▸ **WHAT YOU SHOULD DO**: Please transcribe the data that follows without the pictures, keeping every word the same.

▸ **INPUT FOR THIS TASK**:
>> Start
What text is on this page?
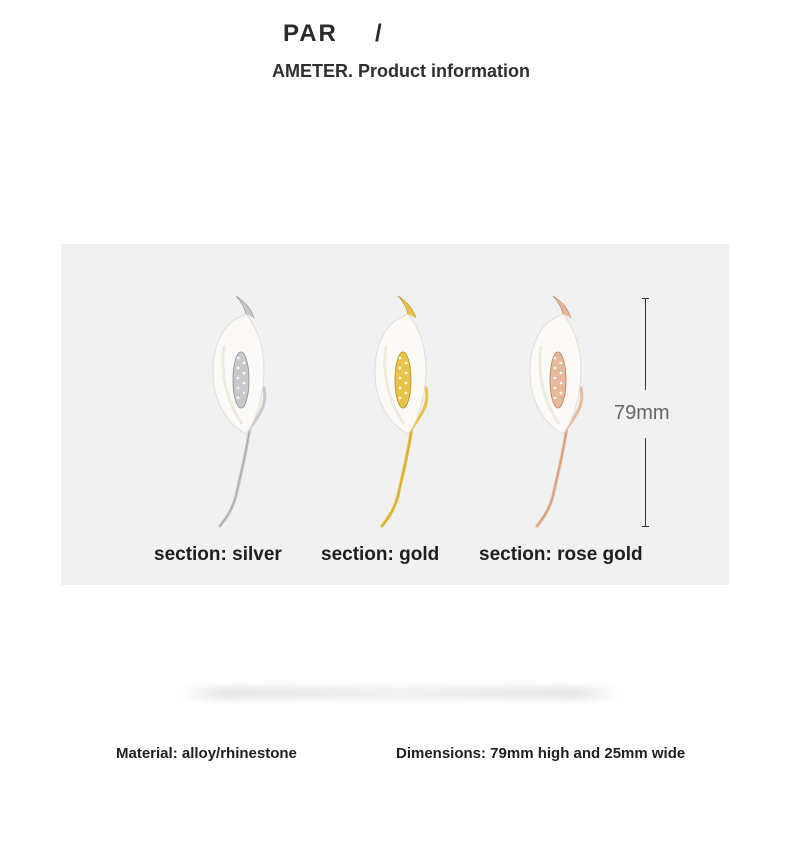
PAR /
AMETER. Product information
section: silver section: gold section: rose gold
79mm
Material: alloy/rhinestone	Dimensions: 79mm high and 25mm wide
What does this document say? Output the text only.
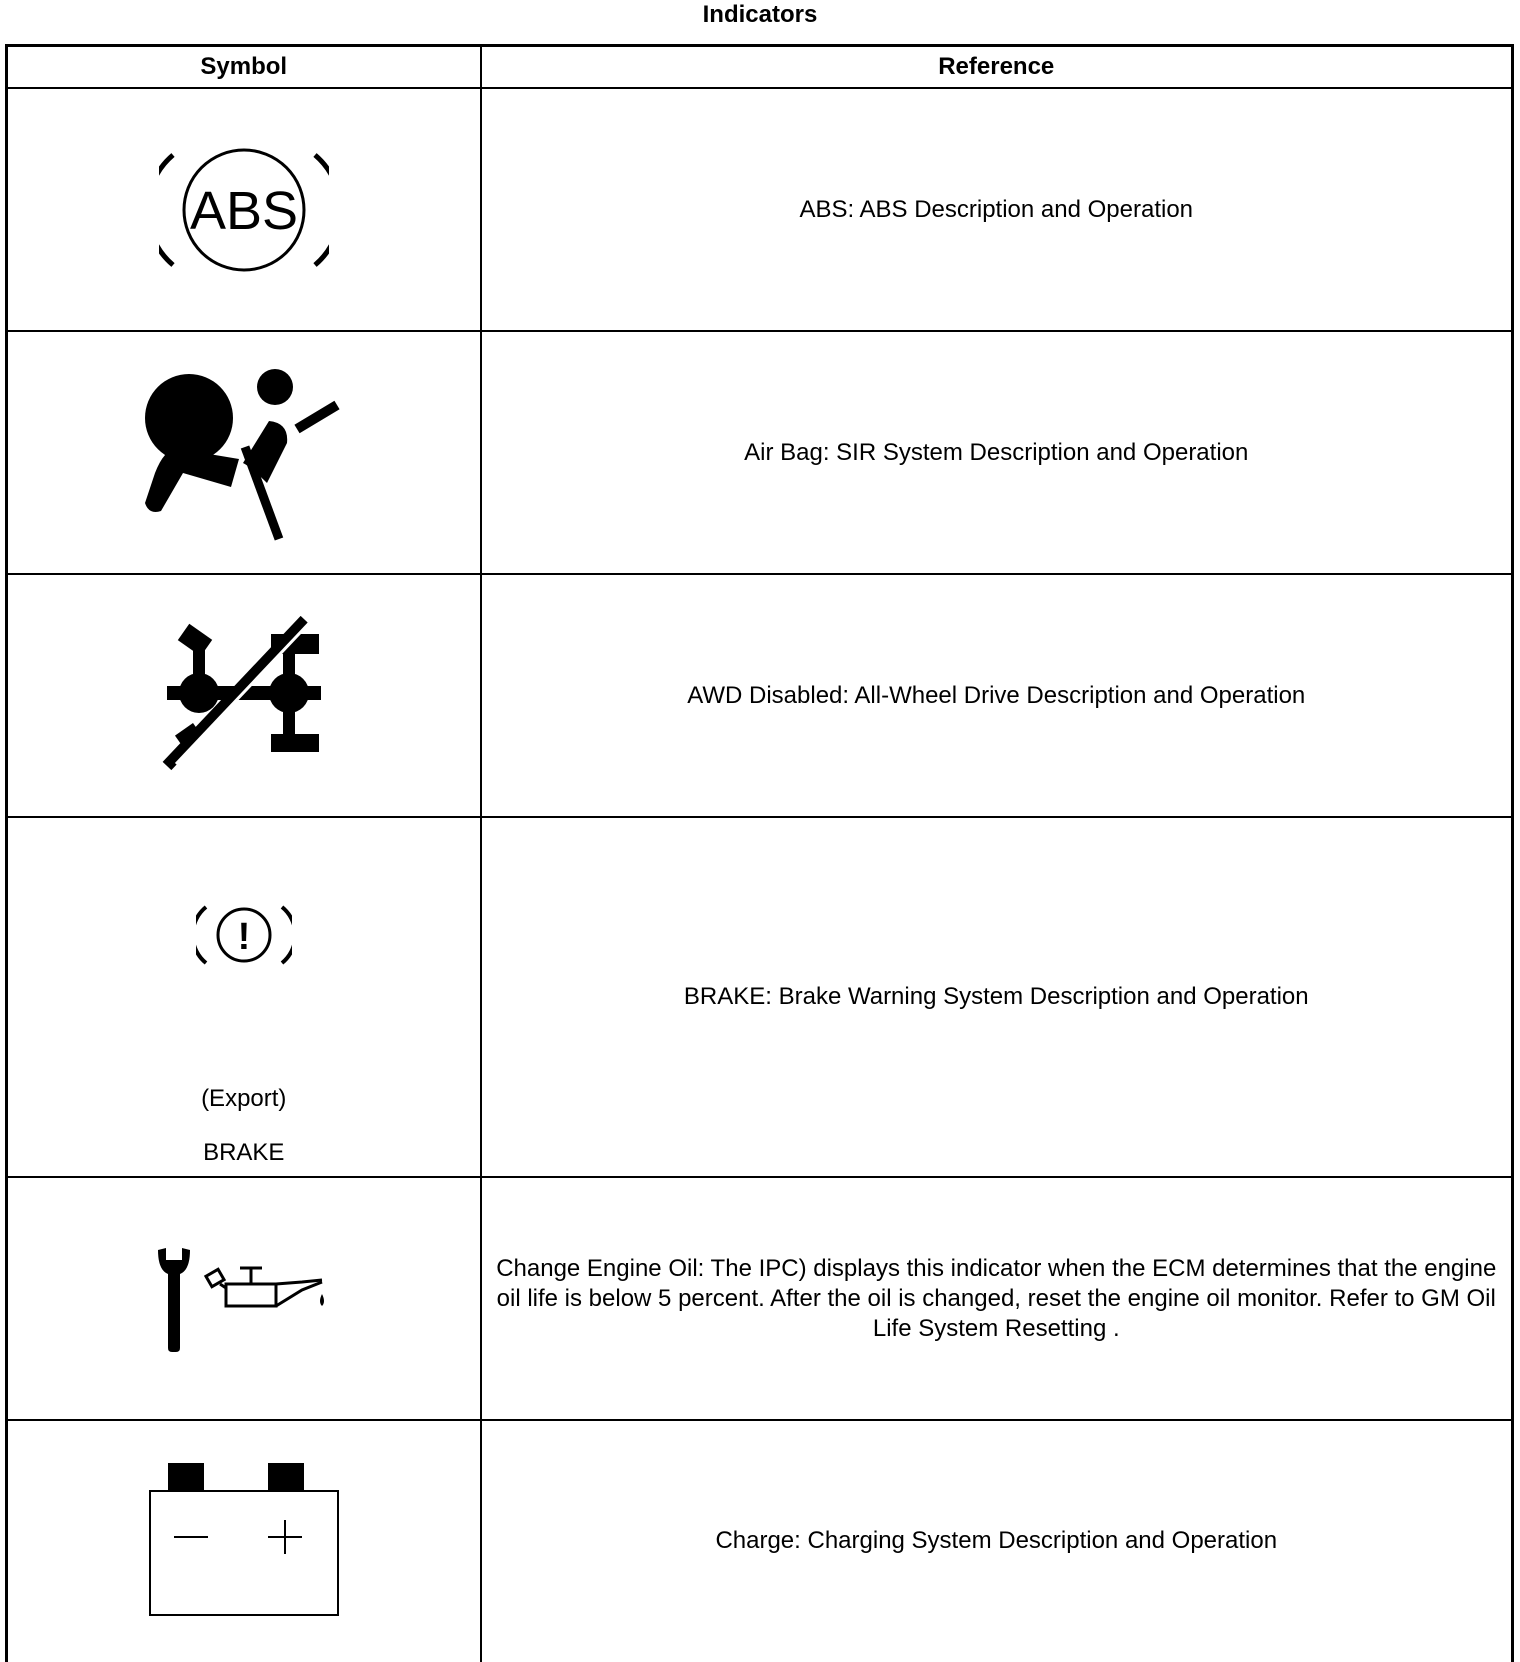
Indicators
Symbol	Reference

ABS	ABS: ABS Description and Operation

	Air Bag: SIR System Description and Operation

	AWD Disabled: All-Wheel Drive Description and Operation

!
(Export)
BRAKE	BRAKE: Brake Warning System Description and Operation

	Change Engine Oil: The IPC) displays this indicator when the ECM determines that the engine oil life is below 5 percent. After the oil is changed, reset the engine oil monitor. Refer to GM Oil Life System Resetting .

	Charge: Charging System Description and Operation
>> End
▸ **THE OUTPUT**:
What text is on this page?
PAR /
AMETER. Product information
section: silver section: gold section: rose gold
79mm
Material: alloy/rhinestone	Dimensions: 79mm high and 25mm wide
What does this document say? Output the text only.
Indicators
Symbol	Reference

ABS	ABS: ABS Description and Operation

	Air Bag: SIR System Description and Operation

	AWD Disabled: All-Wheel Drive Description and Operation

!
(Export)
BRAKE	BRAKE: Brake Warning System Description and Operation

	Change Engine Oil: The IPC) displays this indicator when the ECM determines that the engine oil life is below 5 percent. After the oil is changed, reset the engine oil monitor. Refer to GM Oil Life System Resetting .

	Charge: Charging System Description and Operation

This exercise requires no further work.